_TASK PROMPT:_
Leaving out every picture, quote the data below exactly as it appears.

_INPUT MATERIAL:_
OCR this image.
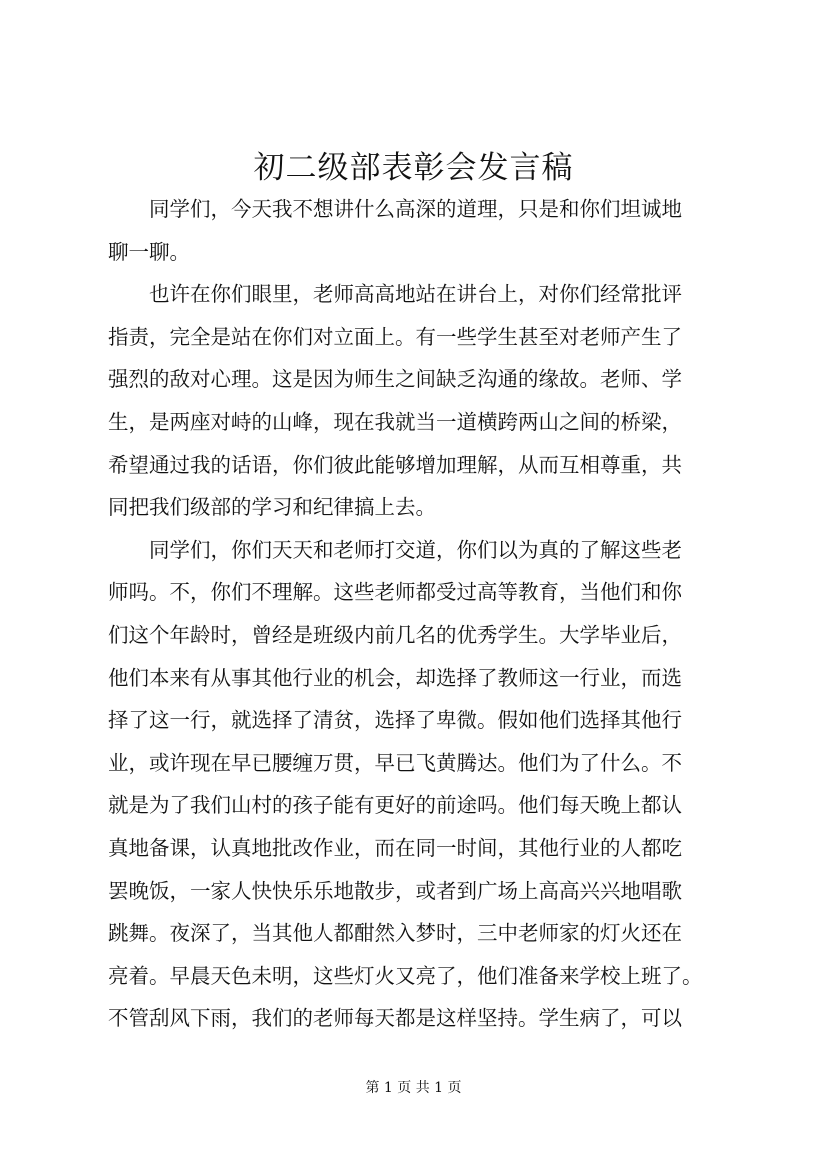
初二级部表彰会发言稿

同学们，今天我不想讲什么高深的道理，只是和你们坦诚地
聊一聊。

也许在你们眼里，老师高高地站在讲台上，对你们经常批评
指责，完全是站在你们对立面上。有一些学生甚至对老师产生了
强烈的敌对心理。这是因为师生之间缺乏沟通的缘故。老师、学
生，是两座对峙的山峰，现在我就当一道横跨两山之间的桥梁，
希望通过我的话语，你们彼此能够增加理解，从而互相尊重，共
同把我们级部的学习和纪律搞上去。

同学们，你们天天和老师打交道，你们以为真的了解这些老
师吗。不，你们不理解。这些老师都受过高等教育，当他们和你
们这个年龄时，曾经是班级内前几名的优秀学生。大学毕业后，
他们本来有从事其他行业的机会，却选择了教师这一行业，而选
择了这一行，就选择了清贫，选择了卑微。假如他们选择其他行
业，或许现在早已腰缠万贯，早已飞黄腾达。他们为了什么。不
就是为了我们山村的孩子能有更好的前途吗。他们每天晚上都认
真地备课，认真地批改作业，而在同一时间，其他行业的人都吃
罢晚饭，一家人快快乐乐地散步，或者到广场上高高兴兴地唱歌
跳舞。夜深了，当其他人都酣然入梦时，三中老师家的灯火还在
亮着。早晨天色未明，这些灯火又亮了，他们准备来学校上班了。
不管刮风下雨，我们的老师每天都是这样坚持。学生病了，可以

第 1 页 共 1 页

_THE RESULT:_
OCR this image.
初二级部表彰会发言稿

同学们，今天我不想讲什么高深的道理，只是和你们坦诚地
聊一聊。

也许在你们眼里，老师高高地站在讲台上，对你们经常批评
指责，完全是站在你们对立面上。有一些学生甚至对老师产生了
强烈的敌对心理。这是因为师生之间缺乏沟通的缘故。老师、学
生，是两座对峙的山峰，现在我就当一道横跨两山之间的桥梁，
希望通过我的话语，你们彼此能够增加理解，从而互相尊重，共
同把我们级部的学习和纪律搞上去。

同学们，你们天天和老师打交道，你们以为真的了解这些老
师吗。不，你们不理解。这些老师都受过高等教育，当他们和你
们这个年龄时，曾经是班级内前几名的优秀学生。大学毕业后，
他们本来有从事其他行业的机会，却选择了教师这一行业，而选
择了这一行，就选择了清贫，选择了卑微。假如他们选择其他行
业，或许现在早已腰缠万贯，早已飞黄腾达。他们为了什么。不
就是为了我们山村的孩子能有更好的前途吗。他们每天晚上都认
真地备课，认真地批改作业，而在同一时间，其他行业的人都吃
罢晚饭，一家人快快乐乐地散步，或者到广场上高高兴兴地唱歌
跳舞。夜深了，当其他人都酣然入梦时，三中老师家的灯火还在
亮着。早晨天色未明，这些灯火又亮了，他们准备来学校上班了。
不管刮风下雨，我们的老师每天都是这样坚持。学生病了，可以

第 1 页 共 1 页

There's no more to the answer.